Copy the records that follow exactly as written, but not their pictures.
== RECORD EXCERPTS ==
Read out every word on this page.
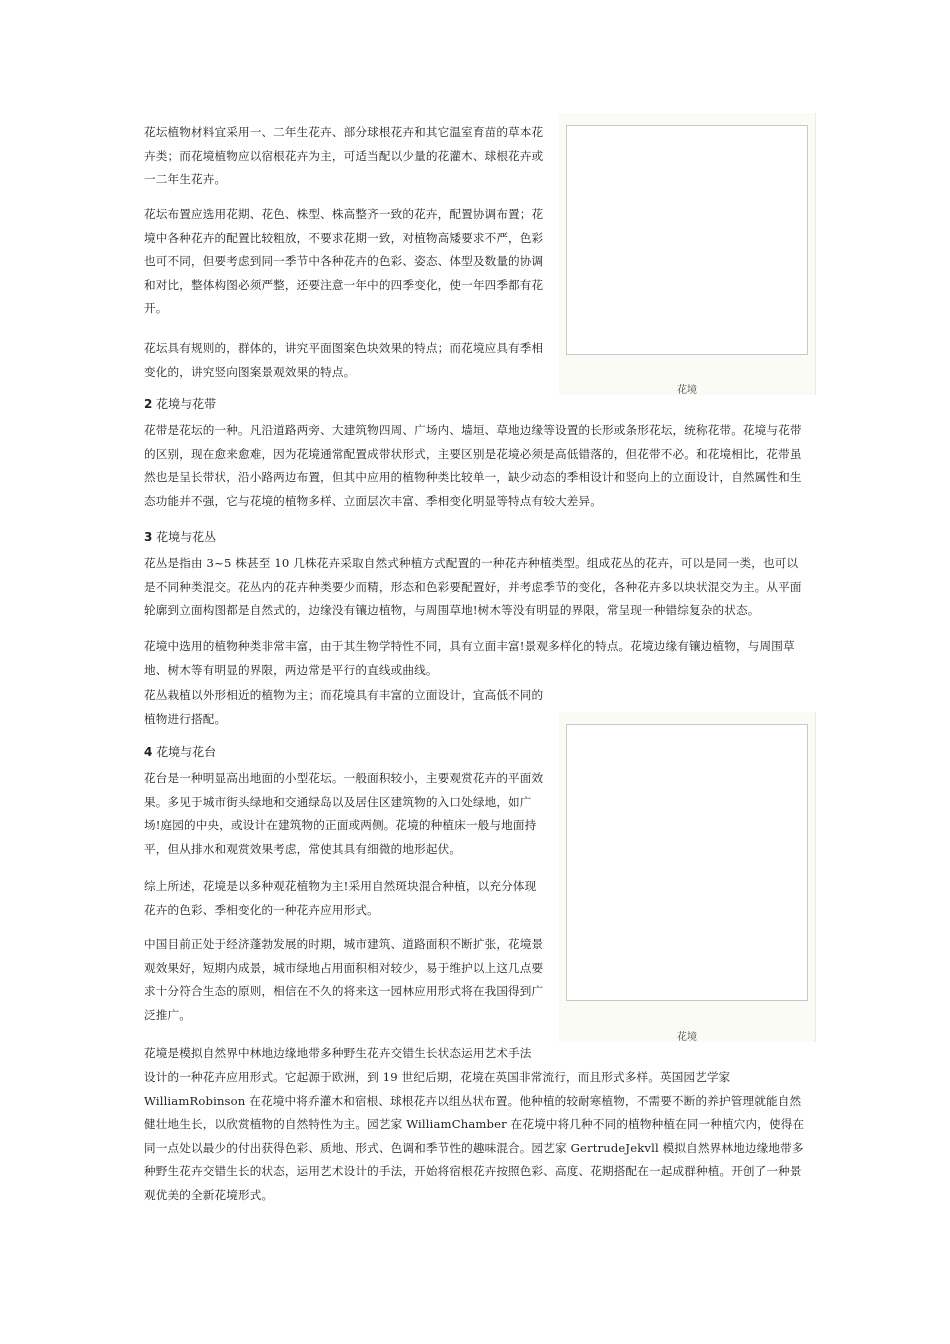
花境
花境

花坛植物材料宜采用一、二年生花卉、部分球根花卉和其它温室育苗的草本花卉类；而花境植物应以宿根花卉为主，可适当配以少量的花灌木、球根花卉或一二年生花卉。

花坛布置应选用花期、花色、株型、株高整齐一致的花卉，配置协调布置；花境中各种花卉的配置比较粗放，不要求花期一致，对植物高矮要求不严，色彩也可不同，但要考虑到同一季节中各种花卉的色彩、姿态、体型及数量的协调和对比，整体构图必须严整，还要注意一年中的四季变化，使一年四季都有花开。

花坛具有规则的，群体的，讲究平面图案色块效果的特点；而花境应具有季相变化的，讲究竖向图案景观效果的特点。

2 花境与花带

花带是花坛的一种。凡沿道路两旁、大建筑物四周、广场内、墙垣、草地边缘等设置的长形或条形花坛，统称花带。花境与花带的区别，现在愈来愈难，因为花境通常配置成带状形式，主要区别是花境必须是高低错落的，但花带不必。和花境相比，花带虽然也是呈长带状，沿小路两边布置，但其中应用的植物种类比较单一，缺少动态的季相设计和竖向上的立面设计，自然属性和生态功能并不强，它与花境的植物多样、立面层次丰富、季相变化明显等特点有较大差异。

3 花境与花丛

花丛是指由 3~5 株甚至 10 几株花卉采取自然式种植方式配置的一种花卉种植类型。组成花丛的花卉，可以是同一类，也可以是不同种类混交。花丛内的花卉种类要少而精，形态和色彩要配置好，并考虑季节的变化，各种花卉多以块状混交为主。从平面轮廓到立面构图都是自然式的，边缘没有镶边植物，与周围草地!树木等没有明显的界限，常呈现一种错综复杂的状态。

花境中选用的植物种类非常丰富，由于其生物学特性不同，具有立面丰富!景观多样化的特点。花境边缘有镶边植物，与周围草地、树木等有明显的界限，两边常是平行的直线或曲线。

花丛栽植以外形相近的植物为主；而花境具有丰富的立面设计，宜高低不同的植物进行搭配。

4 花境与花台

花台是一种明显高出地面的小型花坛。一般面积较小，主要观赏花卉的平面效果。多见于城市街头绿地和交通绿岛以及居住区建筑物的入口处绿地，如广场!庭园的中央，或设计在建筑物的正面或两侧。花境的种植床一般与地面持平，但从排水和观赏效果考虑，常使其具有细微的地形起伏。

综上所述，花境是以多种观花植物为主!采用自然斑块混合种植，以充分体现花卉的色彩、季相变化的一种花卉应用形式。

中国目前正处于经济蓬勃发展的时期，城市建筑、道路面积不断扩张，花境景观效果好，短期内成景，城市绿地占用面积相对较少，易于维护以上这几点要求十分符合生态的原则，相信在不久的将来这一园林应用形式将在我国得到广泛推广。

花境是模拟自然界中林地边缘地带多种野生花卉交错生长状态运用艺术手法

设计的一种花卉应用形式。它起源于欧洲，到 19 世纪后期，花境在英国非常流行，而且形式多样。英国园艺学家 WilliamRobinson 在花境中将乔灌木和宿根、球根花卉以组丛状布置。他种植的较耐寒植物，不需要不断的养护管理就能自然健壮地生长，以欣赏植物的自然特性为主。园艺家 WilliamChamber 在花境中将几种不同的植物种植在同一种植穴内，使得在同一点处以最少的付出获得色彩、质地、形式、色调和季节性的趣味混合。园艺家 GertrudeJekvll 模拟自然界林地边缘地带多种野生花卉交错生长的状态，运用艺术设计的手法，开始将宿根花卉按照色彩、高度、花期搭配在一起成群种植。开创了一种景观优美的全新花境形式。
===
(WRITTEN RESPONSE):
Read out every word on this page.
花境
花境

花坛植物材料宜采用一、二年生花卉、部分球根花卉和其它温室育苗的草本花卉类；而花境植物应以宿根花卉为主，可适当配以少量的花灌木、球根花卉或一二年生花卉。

花坛布置应选用花期、花色、株型、株高整齐一致的花卉，配置协调布置；花境中各种花卉的配置比较粗放，不要求花期一致，对植物高矮要求不严，色彩也可不同，但要考虑到同一季节中各种花卉的色彩、姿态、体型及数量的协调和对比，整体构图必须严整，还要注意一年中的四季变化，使一年四季都有花开。

花坛具有规则的，群体的，讲究平面图案色块效果的特点；而花境应具有季相变化的，讲究竖向图案景观效果的特点。

2 花境与花带

花带是花坛的一种。凡沿道路两旁、大建筑物四周、广场内、墙垣、草地边缘等设置的长形或条形花坛，统称花带。花境与花带的区别，现在愈来愈难，因为花境通常配置成带状形式，主要区别是花境必须是高低错落的，但花带不必。和花境相比，花带虽然也是呈长带状，沿小路两边布置，但其中应用的植物种类比较单一，缺少动态的季相设计和竖向上的立面设计，自然属性和生态功能并不强，它与花境的植物多样、立面层次丰富、季相变化明显等特点有较大差异。

3 花境与花丛

花丛是指由 3~5 株甚至 10 几株花卉采取自然式种植方式配置的一种花卉种植类型。组成花丛的花卉，可以是同一类，也可以是不同种类混交。花丛内的花卉种类要少而精，形态和色彩要配置好，并考虑季节的变化，各种花卉多以块状混交为主。从平面轮廓到立面构图都是自然式的，边缘没有镶边植物，与周围草地!树木等没有明显的界限，常呈现一种错综复杂的状态。

花境中选用的植物种类非常丰富，由于其生物学特性不同，具有立面丰富!景观多样化的特点。花境边缘有镶边植物，与周围草地、树木等有明显的界限，两边常是平行的直线或曲线。

花丛栽植以外形相近的植物为主；而花境具有丰富的立面设计，宜高低不同的植物进行搭配。

4 花境与花台

花台是一种明显高出地面的小型花坛。一般面积较小，主要观赏花卉的平面效果。多见于城市街头绿地和交通绿岛以及居住区建筑物的入口处绿地，如广场!庭园的中央，或设计在建筑物的正面或两侧。花境的种植床一般与地面持平，但从排水和观赏效果考虑，常使其具有细微的地形起伏。

综上所述，花境是以多种观花植物为主!采用自然斑块混合种植，以充分体现花卉的色彩、季相变化的一种花卉应用形式。

中国目前正处于经济蓬勃发展的时期，城市建筑、道路面积不断扩张，花境景观效果好，短期内成景，城市绿地占用面积相对较少，易于维护以上这几点要求十分符合生态的原则，相信在不久的将来这一园林应用形式将在我国得到广泛推广。

花境是模拟自然界中林地边缘地带多种野生花卉交错生长状态运用艺术手法

设计的一种花卉应用形式。它起源于欧洲，到 19 世纪后期，花境在英国非常流行，而且形式多样。英国园艺学家 WilliamRobinson 在花境中将乔灌木和宿根、球根花卉以组丛状布置。他种植的较耐寒植物，不需要不断的养护管理就能自然健壮地生长，以欣赏植物的自然特性为主。园艺家 WilliamChamber 在花境中将几种不同的植物种植在同一种植穴内，使得在同一点处以最少的付出获得色彩、质地、形式、色调和季节性的趣味混合。园艺家 GertrudeJekvll 模拟自然界林地边缘地带多种野生花卉交错生长的状态，运用艺术设计的手法，开始将宿根花卉按照色彩、高度、花期搭配在一起成群种植。开创了一种景观优美的全新花境形式。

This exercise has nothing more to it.